→ **To do**
Scan the records and identify every line in which the string "interpretation" occurs, then return those lines.

####################

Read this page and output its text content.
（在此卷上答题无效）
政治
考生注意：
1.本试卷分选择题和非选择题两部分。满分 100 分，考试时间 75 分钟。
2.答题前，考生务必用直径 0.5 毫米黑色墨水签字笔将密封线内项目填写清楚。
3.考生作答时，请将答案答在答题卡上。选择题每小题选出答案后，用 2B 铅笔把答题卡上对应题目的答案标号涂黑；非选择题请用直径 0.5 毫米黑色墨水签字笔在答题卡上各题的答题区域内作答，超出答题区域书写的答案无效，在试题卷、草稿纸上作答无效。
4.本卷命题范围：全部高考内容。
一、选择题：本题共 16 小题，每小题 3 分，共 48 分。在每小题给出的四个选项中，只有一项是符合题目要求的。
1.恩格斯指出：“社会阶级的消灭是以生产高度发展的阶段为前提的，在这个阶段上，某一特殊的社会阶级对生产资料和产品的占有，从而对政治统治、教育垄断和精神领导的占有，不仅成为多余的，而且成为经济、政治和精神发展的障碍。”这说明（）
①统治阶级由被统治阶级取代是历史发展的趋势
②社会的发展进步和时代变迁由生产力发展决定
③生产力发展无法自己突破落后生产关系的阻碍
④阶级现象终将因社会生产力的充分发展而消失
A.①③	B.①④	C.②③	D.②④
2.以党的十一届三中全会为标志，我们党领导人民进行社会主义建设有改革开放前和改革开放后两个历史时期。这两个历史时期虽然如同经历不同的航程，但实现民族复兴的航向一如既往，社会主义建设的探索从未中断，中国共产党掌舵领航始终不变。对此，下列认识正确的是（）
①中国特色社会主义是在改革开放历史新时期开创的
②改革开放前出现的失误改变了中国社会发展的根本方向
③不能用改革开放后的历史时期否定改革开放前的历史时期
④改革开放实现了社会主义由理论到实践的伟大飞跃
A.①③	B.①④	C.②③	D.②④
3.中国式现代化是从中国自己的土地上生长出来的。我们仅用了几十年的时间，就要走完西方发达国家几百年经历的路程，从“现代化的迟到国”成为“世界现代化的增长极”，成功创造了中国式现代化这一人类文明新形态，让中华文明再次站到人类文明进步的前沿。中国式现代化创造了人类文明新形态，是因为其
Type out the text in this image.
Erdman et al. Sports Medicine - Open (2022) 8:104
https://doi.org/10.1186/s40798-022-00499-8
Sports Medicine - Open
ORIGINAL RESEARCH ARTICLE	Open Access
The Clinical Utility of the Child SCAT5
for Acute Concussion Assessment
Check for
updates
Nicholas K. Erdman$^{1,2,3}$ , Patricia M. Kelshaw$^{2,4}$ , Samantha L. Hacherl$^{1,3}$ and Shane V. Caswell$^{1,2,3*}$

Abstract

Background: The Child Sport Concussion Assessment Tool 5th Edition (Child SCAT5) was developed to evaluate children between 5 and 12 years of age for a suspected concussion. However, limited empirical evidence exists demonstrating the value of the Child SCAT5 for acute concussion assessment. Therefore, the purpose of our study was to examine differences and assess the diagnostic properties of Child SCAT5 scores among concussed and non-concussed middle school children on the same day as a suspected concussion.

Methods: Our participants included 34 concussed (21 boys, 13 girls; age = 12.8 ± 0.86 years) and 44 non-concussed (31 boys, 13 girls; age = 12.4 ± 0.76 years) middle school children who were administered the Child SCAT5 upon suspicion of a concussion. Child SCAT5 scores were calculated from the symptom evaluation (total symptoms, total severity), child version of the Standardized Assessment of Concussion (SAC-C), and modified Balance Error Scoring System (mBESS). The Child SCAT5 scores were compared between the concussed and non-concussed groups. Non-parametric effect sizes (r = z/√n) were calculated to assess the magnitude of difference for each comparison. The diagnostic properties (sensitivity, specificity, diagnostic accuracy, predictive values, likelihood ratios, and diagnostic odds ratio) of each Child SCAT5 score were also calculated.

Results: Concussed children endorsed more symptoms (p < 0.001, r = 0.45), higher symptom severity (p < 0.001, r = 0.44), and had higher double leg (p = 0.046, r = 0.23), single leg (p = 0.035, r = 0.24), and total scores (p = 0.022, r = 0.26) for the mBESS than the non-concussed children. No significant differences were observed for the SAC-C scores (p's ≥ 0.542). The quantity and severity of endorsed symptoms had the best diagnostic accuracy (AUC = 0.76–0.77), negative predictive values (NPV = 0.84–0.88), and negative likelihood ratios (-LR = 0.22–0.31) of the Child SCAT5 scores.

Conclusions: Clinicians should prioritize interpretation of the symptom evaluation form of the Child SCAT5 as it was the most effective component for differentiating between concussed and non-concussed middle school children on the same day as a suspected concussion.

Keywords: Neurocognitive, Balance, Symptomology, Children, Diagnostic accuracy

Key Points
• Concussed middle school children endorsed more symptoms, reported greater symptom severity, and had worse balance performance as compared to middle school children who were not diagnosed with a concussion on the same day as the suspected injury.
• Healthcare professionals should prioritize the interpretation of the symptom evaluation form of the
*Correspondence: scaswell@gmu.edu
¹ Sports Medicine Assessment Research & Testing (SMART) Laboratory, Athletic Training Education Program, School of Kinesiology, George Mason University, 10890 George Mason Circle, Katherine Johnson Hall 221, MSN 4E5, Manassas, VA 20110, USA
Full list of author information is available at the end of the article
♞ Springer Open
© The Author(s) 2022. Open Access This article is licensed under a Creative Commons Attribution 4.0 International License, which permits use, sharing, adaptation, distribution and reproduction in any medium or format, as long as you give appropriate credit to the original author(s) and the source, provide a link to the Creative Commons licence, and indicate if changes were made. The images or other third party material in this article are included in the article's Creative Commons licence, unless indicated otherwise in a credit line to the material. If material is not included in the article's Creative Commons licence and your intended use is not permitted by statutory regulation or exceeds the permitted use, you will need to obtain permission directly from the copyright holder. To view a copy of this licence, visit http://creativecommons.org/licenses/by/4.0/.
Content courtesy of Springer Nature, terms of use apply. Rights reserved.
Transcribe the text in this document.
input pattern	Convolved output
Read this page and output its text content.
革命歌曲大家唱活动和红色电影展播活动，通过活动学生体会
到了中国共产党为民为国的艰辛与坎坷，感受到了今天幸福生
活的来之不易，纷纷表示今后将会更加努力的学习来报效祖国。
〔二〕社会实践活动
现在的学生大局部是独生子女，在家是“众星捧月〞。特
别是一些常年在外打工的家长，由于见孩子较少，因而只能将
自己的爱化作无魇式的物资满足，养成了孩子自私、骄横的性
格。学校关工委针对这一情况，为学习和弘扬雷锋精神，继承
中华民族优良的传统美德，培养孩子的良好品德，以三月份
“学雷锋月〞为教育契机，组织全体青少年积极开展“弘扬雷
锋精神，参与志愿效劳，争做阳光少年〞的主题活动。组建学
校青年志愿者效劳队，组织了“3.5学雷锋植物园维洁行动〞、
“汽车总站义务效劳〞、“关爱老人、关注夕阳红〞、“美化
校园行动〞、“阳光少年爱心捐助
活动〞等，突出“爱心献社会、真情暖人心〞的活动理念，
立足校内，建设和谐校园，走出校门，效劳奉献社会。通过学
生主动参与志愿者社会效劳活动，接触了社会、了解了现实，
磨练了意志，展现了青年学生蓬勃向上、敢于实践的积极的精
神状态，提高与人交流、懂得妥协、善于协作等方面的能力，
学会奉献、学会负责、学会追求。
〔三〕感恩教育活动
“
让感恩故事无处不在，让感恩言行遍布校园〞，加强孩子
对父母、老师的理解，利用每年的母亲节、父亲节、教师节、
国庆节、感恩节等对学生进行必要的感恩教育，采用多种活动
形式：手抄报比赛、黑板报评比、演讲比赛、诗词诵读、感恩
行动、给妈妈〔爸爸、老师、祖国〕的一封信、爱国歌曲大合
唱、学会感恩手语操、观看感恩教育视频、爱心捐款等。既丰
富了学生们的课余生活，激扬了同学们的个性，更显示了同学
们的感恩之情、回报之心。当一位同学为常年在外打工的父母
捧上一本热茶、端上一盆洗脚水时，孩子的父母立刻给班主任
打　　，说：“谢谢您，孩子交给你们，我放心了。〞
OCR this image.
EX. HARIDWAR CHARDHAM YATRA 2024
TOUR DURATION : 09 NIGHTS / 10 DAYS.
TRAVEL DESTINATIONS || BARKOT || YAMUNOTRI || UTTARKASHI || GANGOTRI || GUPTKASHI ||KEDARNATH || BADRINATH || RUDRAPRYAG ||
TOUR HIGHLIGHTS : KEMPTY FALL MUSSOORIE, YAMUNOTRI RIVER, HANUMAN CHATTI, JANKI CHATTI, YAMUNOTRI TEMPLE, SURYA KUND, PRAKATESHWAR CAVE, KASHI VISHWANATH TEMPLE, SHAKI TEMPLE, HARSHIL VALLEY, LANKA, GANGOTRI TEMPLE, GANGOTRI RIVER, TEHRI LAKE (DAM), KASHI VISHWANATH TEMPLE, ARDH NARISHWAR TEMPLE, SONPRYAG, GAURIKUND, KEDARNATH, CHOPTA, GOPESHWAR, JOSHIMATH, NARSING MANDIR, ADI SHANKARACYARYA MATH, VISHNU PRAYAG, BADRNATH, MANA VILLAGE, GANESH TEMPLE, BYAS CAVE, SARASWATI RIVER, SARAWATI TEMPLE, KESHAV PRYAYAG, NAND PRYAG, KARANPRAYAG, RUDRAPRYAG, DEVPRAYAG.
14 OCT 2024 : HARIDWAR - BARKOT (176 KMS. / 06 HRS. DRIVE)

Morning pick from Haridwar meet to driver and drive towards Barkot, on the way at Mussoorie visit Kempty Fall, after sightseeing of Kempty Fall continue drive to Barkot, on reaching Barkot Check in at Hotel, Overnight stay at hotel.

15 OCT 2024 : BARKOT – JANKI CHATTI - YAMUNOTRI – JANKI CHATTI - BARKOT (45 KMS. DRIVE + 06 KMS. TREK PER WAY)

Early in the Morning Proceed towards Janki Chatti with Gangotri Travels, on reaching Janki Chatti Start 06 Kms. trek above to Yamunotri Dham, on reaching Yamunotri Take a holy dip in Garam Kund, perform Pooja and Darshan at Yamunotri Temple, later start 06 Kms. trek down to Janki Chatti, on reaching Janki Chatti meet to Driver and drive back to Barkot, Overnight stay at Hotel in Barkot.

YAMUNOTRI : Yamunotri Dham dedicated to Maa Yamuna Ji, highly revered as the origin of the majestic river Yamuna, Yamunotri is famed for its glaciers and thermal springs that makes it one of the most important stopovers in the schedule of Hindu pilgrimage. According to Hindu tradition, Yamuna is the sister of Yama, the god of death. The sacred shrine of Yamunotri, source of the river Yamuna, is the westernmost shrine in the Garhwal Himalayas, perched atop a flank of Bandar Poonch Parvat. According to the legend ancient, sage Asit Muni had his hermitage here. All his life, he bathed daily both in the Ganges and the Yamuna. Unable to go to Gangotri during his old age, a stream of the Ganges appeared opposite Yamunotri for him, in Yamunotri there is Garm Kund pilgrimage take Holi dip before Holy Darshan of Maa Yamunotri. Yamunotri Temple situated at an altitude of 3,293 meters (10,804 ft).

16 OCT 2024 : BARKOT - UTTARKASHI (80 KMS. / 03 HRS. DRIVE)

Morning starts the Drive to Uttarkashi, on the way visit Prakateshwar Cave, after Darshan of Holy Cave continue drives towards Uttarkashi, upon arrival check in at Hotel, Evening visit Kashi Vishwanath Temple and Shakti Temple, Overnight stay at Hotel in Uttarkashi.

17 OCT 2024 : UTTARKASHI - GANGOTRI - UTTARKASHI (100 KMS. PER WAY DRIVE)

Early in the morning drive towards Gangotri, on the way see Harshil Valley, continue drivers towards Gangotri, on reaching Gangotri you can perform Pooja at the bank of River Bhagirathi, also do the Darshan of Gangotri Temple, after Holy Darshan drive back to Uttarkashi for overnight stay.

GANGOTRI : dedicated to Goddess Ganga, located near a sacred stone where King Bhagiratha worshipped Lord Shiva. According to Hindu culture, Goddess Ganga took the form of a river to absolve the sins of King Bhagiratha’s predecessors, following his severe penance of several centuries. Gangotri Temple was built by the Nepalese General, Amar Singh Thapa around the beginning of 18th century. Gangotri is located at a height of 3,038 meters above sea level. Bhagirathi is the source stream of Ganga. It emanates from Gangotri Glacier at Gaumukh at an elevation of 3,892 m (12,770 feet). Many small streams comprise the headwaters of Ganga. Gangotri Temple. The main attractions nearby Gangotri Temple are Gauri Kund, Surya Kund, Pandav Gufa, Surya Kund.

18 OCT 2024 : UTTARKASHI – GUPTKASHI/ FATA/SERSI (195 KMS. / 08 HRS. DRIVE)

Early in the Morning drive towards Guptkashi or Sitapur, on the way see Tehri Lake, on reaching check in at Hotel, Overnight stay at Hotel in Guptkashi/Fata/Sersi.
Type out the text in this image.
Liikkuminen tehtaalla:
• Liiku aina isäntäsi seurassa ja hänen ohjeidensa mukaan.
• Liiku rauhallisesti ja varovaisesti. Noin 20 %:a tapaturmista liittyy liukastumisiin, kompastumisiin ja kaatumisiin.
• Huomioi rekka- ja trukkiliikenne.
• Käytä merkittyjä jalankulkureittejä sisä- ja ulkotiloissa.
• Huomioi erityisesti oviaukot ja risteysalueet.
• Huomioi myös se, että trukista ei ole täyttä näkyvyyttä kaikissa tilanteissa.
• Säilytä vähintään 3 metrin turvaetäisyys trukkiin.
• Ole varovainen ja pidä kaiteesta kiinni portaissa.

####################

→ **Answer to the exercise**
Conclusions: Clinicians should prioritize interpretation of the symptom evaluation form of the Child SCAT5 as it was the most effective component for differentiating between concussed and non-concussed middle school children on the same day as a suspected concussion.
• Healthcare professionals should prioritize the interpretation of the symptom evaluation form of the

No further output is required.